• Work to complete
Your copy of the material must match it exactly, except that pictures are dropped.
Start of Dataset
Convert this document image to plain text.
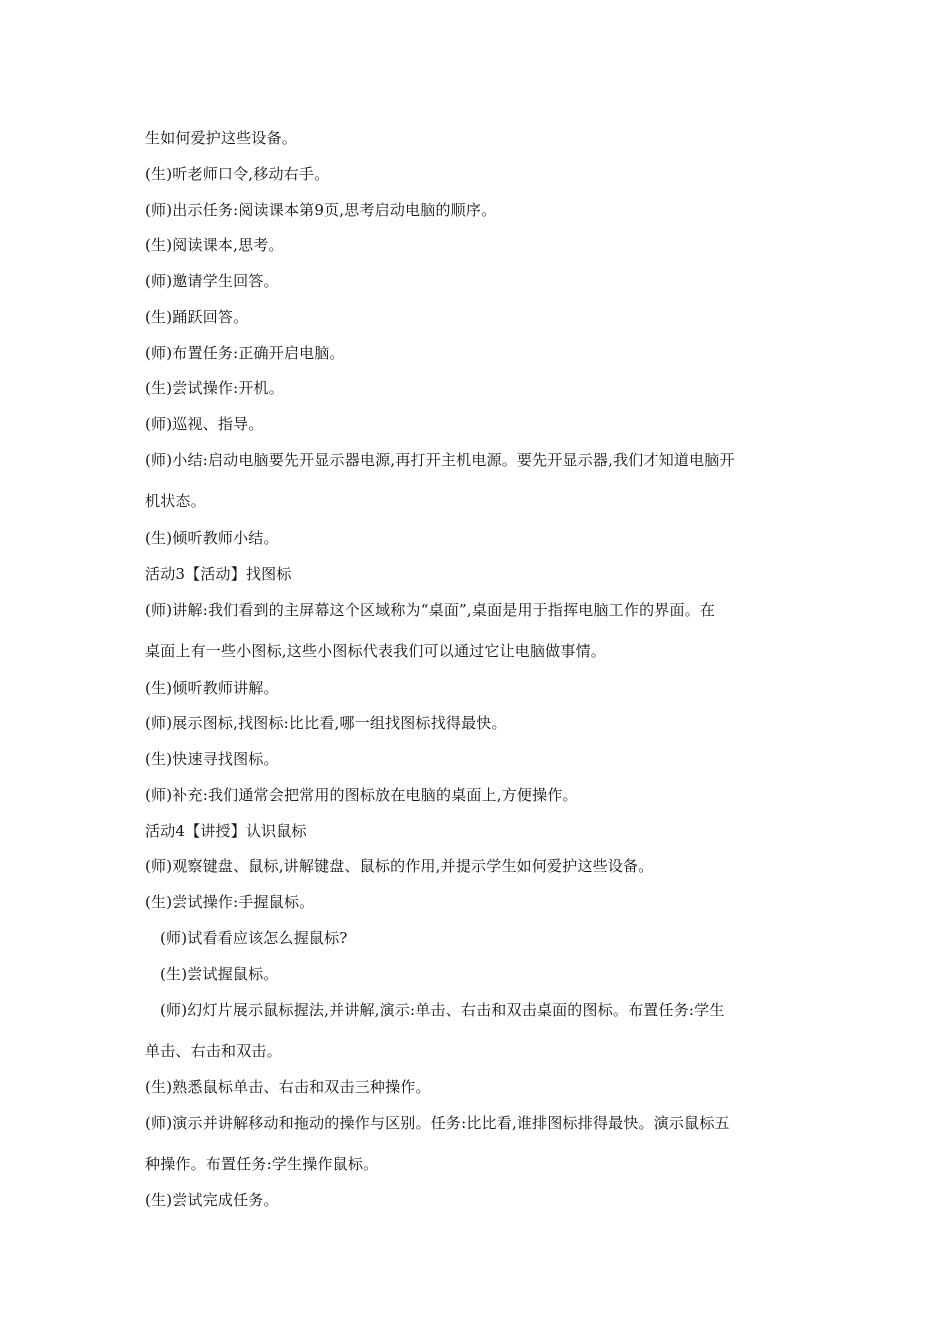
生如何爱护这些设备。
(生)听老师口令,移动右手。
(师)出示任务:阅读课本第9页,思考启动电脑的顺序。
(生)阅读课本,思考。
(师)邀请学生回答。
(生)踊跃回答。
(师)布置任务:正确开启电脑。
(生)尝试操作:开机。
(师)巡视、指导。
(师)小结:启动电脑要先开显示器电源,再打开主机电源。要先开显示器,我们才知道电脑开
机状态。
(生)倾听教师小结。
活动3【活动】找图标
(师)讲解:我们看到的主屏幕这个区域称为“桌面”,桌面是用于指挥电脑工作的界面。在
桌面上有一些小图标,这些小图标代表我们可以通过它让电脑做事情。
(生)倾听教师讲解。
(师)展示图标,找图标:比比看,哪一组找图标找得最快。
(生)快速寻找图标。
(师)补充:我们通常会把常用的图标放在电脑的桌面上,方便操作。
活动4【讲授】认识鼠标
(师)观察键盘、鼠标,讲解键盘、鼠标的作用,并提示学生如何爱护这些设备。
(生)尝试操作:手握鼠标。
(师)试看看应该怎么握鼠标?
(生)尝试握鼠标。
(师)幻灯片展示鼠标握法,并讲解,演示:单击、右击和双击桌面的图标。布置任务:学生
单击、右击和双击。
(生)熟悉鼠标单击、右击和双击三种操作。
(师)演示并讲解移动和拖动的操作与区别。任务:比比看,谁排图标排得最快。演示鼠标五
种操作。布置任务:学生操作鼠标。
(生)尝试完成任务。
End of Dataset
• Task solution
Convert this document image to plain text.
生如何爱护这些设备。
(生)听老师口令,移动右手。
(师)出示任务:阅读课本第9页,思考启动电脑的顺序。
(生)阅读课本,思考。
(师)邀请学生回答。
(生)踊跃回答。
(师)布置任务:正确开启电脑。
(生)尝试操作:开机。
(师)巡视、指导。
(师)小结:启动电脑要先开显示器电源,再打开主机电源。要先开显示器,我们才知道电脑开
机状态。
(生)倾听教师小结。
活动3【活动】找图标
(师)讲解:我们看到的主屏幕这个区域称为“桌面”,桌面是用于指挥电脑工作的界面。在
桌面上有一些小图标,这些小图标代表我们可以通过它让电脑做事情。
(生)倾听教师讲解。
(师)展示图标,找图标:比比看,哪一组找图标找得最快。
(生)快速寻找图标。
(师)补充:我们通常会把常用的图标放在电脑的桌面上,方便操作。
活动4【讲授】认识鼠标
(师)观察键盘、鼠标,讲解键盘、鼠标的作用,并提示学生如何爱护这些设备。
(生)尝试操作:手握鼠标。
(师)试看看应该怎么握鼠标?
(生)尝试握鼠标。
(师)幻灯片展示鼠标握法,并讲解,演示:单击、右击和双击桌面的图标。布置任务:学生
单击、右击和双击。
(生)熟悉鼠标单击、右击和双击三种操作。
(师)演示并讲解移动和拖动的操作与区别。任务:比比看,谁排图标排得最快。演示鼠标五
种操作。布置任务:学生操作鼠标。
(生)尝试完成任务。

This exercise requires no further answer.